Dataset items

__________

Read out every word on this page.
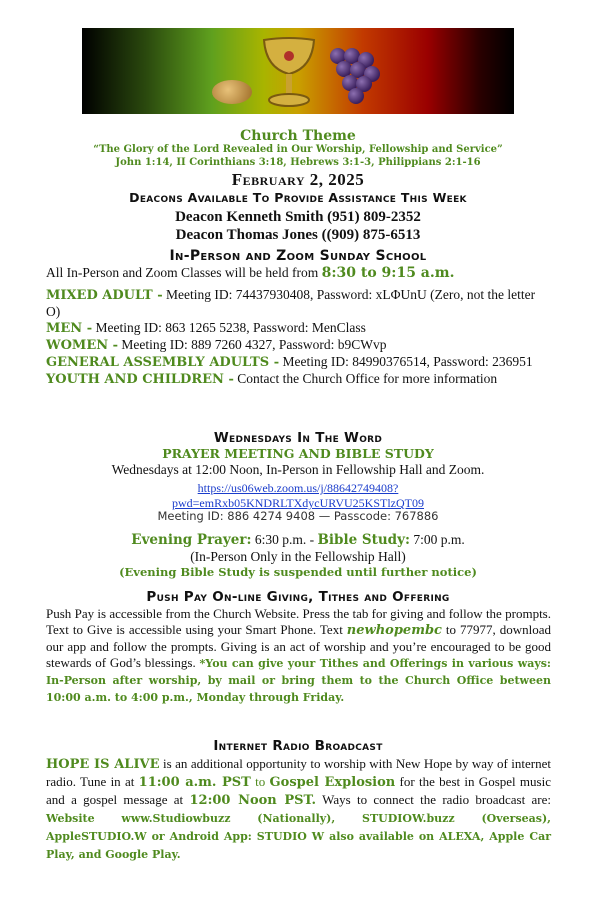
Church Theme
“The Glory of the Lord Revealed in Our Worship, Fellowship and Service”
John 1:14, II Corinthians 3:18, Hebrews 3:1-3, Philippians 2:1-16
February 2, 2025
Deacons Available To Provide Assistance This Week
Deacon Kenneth Smith (951) 809-2352
Deacon Thomas Jones ((909) 875-6513
In-Person and Zoom Sunday School
All In-Person and Zoom Classes will be held from 8:30 to 9:15 a.m.
MIXED ADULT - Meeting ID: 74437930408, Password: xLΦUnU (Zero, not the letter O)
MEN - Meeting ID: 863 1265 5238, Password: MenClass
WOMEN - Meeting ID: 889 7260 4327, Password: b9CWvp
GENERAL ASSEMBLY ADULTS - Meeting ID: 84990376514, Password: 236951
YOUTH AND CHILDREN - Contact the Church Office for more information
Wednesdays In The Word
PRAYER MEETING AND BIBLE STUDY
Wednesdays at 12:00 Noon, In-Person in Fellowship Hall and Zoom.
https://us06web.zoom.us/j/88642749408?
pwd=emRxb05KNDRLTXdycURVU25KSTlzQT09
Meeting ID: 886 4274 9408 — Passcode: 767886
Evening Prayer: 6:30 p.m. - Bible Study: 7:00 p.m.
(In-Person Only in the Fellowship Hall)
(Evening Bible Study is suspended until further notice)
Push Pay On-line Giving, Tithes and Offering
Push Pay is accessible from the Church Website. Press the tab for giving and follow the prompts. Text to Give is accessible using your Smart Phone. Text newhopembc to 77977, download our app and follow the prompts. Giving is an act of worship and you’re encouraged to be good stewards of God’s blessings. *You can give your Tithes and Offerings in various ways: In-Person after worship, by mail or bring them to the Church Office between 10:00 a.m. to 4:00 p.m., Monday through Friday.
Internet Radio Broadcast
HOPE IS ALIVE is an additional opportunity to worship with New Hope by way of internet radio. Tune in at 11:00 a.m. PST to Gospel Explosion for the best in Gospel music and a gospel message at 12:00 Noon PST. Ways to connect the radio broadcast are: Website www.Studiowbuzz (Nationally), STUDIOW.buzz (Overseas), AppleSTUDIO.W or Android App: STUDIO W also available on ALEXA, Apple Car Play, and Google Play.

__________

* [GIVEN REQUEST]:
Copy every line of the data exactly as written, excluding the pictures.

* [FINISHED ANSWER]:
Read out every word on this page.
Church Theme
“The Glory of the Lord Revealed in Our Worship, Fellowship and Service”
John 1:14, II Corinthians 3:18, Hebrews 3:1-3, Philippians 2:1-16
February 2, 2025
Deacons Available To Provide Assistance This Week
Deacon Kenneth Smith (951) 809-2352
Deacon Thomas Jones ((909) 875-6513
In-Person and Zoom Sunday School
All In-Person and Zoom Classes will be held from 8:30 to 9:15 a.m.
MIXED ADULT - Meeting ID: 74437930408, Password: xLΦUnU (Zero, not the letter O)
MEN - Meeting ID: 863 1265 5238, Password: MenClass
WOMEN - Meeting ID: 889 7260 4327, Password: b9CWvp
GENERAL ASSEMBLY ADULTS - Meeting ID: 84990376514, Password: 236951
YOUTH AND CHILDREN - Contact the Church Office for more information
Wednesdays In The Word
PRAYER MEETING AND BIBLE STUDY
Wednesdays at 12:00 Noon, In-Person in Fellowship Hall and Zoom.
https://us06web.zoom.us/j/88642749408?
pwd=emRxb05KNDRLTXdycURVU25KSTlzQT09
Meeting ID: 886 4274 9408 — Passcode: 767886
Evening Prayer: 6:30 p.m. - Bible Study: 7:00 p.m.
(In-Person Only in the Fellowship Hall)
(Evening Bible Study is suspended until further notice)
Push Pay On-line Giving, Tithes and Offering
Push Pay is accessible from the Church Website. Press the tab for giving and follow the prompts. Text to Give is accessible using your Smart Phone. Text newhopembc to 77977, download our app and follow the prompts. Giving is an act of worship and you’re encouraged to be good stewards of God’s blessings. *You can give your Tithes and Offerings in various ways: In-Person after worship, by mail or bring them to the Church Office between 10:00 a.m. to 4:00 p.m., Monday through Friday.
Internet Radio Broadcast
HOPE IS ALIVE is an additional opportunity to worship with New Hope by way of internet radio. Tune in at 11:00 a.m. PST to Gospel Explosion for the best in Gospel music and a gospel message at 12:00 Noon PST. Ways to connect the radio broadcast are: Website www.Studiowbuzz (Nationally), STUDIOW.buzz (Overseas), AppleSTUDIO.W or Android App: STUDIO W also available on ALEXA, Apple Car Play, and Google Play.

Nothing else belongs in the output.